历史与形而上学的统一如何可能?
——对费希特思想的解读与反思
王径开
(河南大学 哲学与公共管理学院,河南 开封475004)
摘要: 历史与形而上学的关系,在费希特整个学说中是一个十分微妙的问题。一方面,他想要确保具体历史存在的合理性;另一方面,他又不愿让自身陷入特定的事实中。费希特从人类理性的、整体的历史出发,将具体的历史内蕴于先验的统一中。为了实现这种统一,费希特对历史与形而上学进行了哲学理性与信仰两个方面的调和。但是,通过对费希特调和结果的重新审视,我们不难发现,理性与道德信仰之间似乎总是存在某种不可逾越的鸿沟,这就是费希特处理历史与形而上学关系必然要面临的一个难题,同样也是其全部学说必定会遭遇的一个哲学困境。

所附记录 →
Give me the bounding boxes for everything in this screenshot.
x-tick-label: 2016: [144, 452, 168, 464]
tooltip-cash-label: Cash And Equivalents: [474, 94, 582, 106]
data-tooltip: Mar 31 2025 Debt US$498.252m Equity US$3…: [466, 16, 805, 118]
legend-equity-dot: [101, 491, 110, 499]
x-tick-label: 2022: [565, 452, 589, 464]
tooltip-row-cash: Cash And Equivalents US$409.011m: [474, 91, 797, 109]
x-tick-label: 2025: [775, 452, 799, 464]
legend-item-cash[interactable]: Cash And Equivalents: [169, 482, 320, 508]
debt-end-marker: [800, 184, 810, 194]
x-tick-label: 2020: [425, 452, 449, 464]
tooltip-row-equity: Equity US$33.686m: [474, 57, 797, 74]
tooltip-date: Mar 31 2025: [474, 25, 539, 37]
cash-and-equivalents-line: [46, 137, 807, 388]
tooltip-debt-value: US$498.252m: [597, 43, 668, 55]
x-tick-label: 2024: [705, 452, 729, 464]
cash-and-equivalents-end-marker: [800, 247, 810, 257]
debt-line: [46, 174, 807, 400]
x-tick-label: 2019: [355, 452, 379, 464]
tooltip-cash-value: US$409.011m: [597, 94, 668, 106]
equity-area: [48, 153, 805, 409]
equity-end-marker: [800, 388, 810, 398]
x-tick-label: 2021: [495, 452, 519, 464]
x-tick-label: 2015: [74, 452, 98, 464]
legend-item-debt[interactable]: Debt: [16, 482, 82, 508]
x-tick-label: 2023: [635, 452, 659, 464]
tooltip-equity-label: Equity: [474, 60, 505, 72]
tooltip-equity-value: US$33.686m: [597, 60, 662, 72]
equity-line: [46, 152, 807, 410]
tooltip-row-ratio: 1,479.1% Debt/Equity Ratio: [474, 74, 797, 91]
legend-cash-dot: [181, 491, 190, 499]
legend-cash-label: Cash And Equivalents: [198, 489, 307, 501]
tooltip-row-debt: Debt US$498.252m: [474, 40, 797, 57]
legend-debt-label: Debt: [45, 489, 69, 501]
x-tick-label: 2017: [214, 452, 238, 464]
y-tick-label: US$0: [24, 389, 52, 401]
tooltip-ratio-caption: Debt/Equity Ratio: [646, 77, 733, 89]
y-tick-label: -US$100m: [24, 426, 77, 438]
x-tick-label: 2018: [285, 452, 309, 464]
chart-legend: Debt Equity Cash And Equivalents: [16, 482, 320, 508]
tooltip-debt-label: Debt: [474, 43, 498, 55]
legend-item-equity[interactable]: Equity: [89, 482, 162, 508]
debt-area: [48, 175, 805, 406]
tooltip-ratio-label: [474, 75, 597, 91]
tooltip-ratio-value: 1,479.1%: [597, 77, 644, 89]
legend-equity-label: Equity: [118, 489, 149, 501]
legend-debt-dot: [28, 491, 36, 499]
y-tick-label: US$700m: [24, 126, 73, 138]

练习任务 →
- a) 请原样返回关于费希特的文章中从“历史与形而上学的统一如何可能?”开始、一直到“说必定会遭遇的一个哲学困境。”为止的部分。
- b) 请依据关于费希特的文章,逐一判断下列陈述是否与文中所述相符,每项回答“是”或“否”,并原样引用文中起决定作用的语句:(i)费希特以人类理性的、整体的历史为出发点;(ii)费希特仅从哲学理性一个方面调和历史与形而上学;(iii)理性与道德信仰之间的鸿沟被视为可以逾越。
上述记录与此处的作答毫无关系。

书面答复 →
- a)
历史与形而上学的统一如何可能?
——对费希特思想的解读与反思
王径开
(河南大学 哲学与公共管理学院,河南 开封475004)
摘要: 历史与形而上学的关系,在费希特整个学说中是一个十分微妙的问题。一方面,他想要确保具体历史存在的合理性;另一方面,他又不愿让自身陷入特定的事实中。费希特从人类理性的、整体的历史出发,将具体的历史内蕴于先验的统一中。为了实现这种统一,费希特对历史与形而上学进行了哲学理性与信仰两个方面的调和。但是,通过对费希特调和结果的重新审视,我们不难发现,理性与道德信仰之间似乎总是存在某种不可逾越的鸿沟,这就是费希特处理历史与形而上学关系必然要面临的一个难题,同样也是其全部学说必定会遭遇的一个哲学困境。

- b)
(i)是。“费希特从人类理性的、整体的历史出发”
(ii)否。“费希特对历史与形而上学进行了哲学理性与信仰两个方面的调和”
(iii)否。“理性与道德信仰之间似乎总是存在某种不可逾越的鸿沟”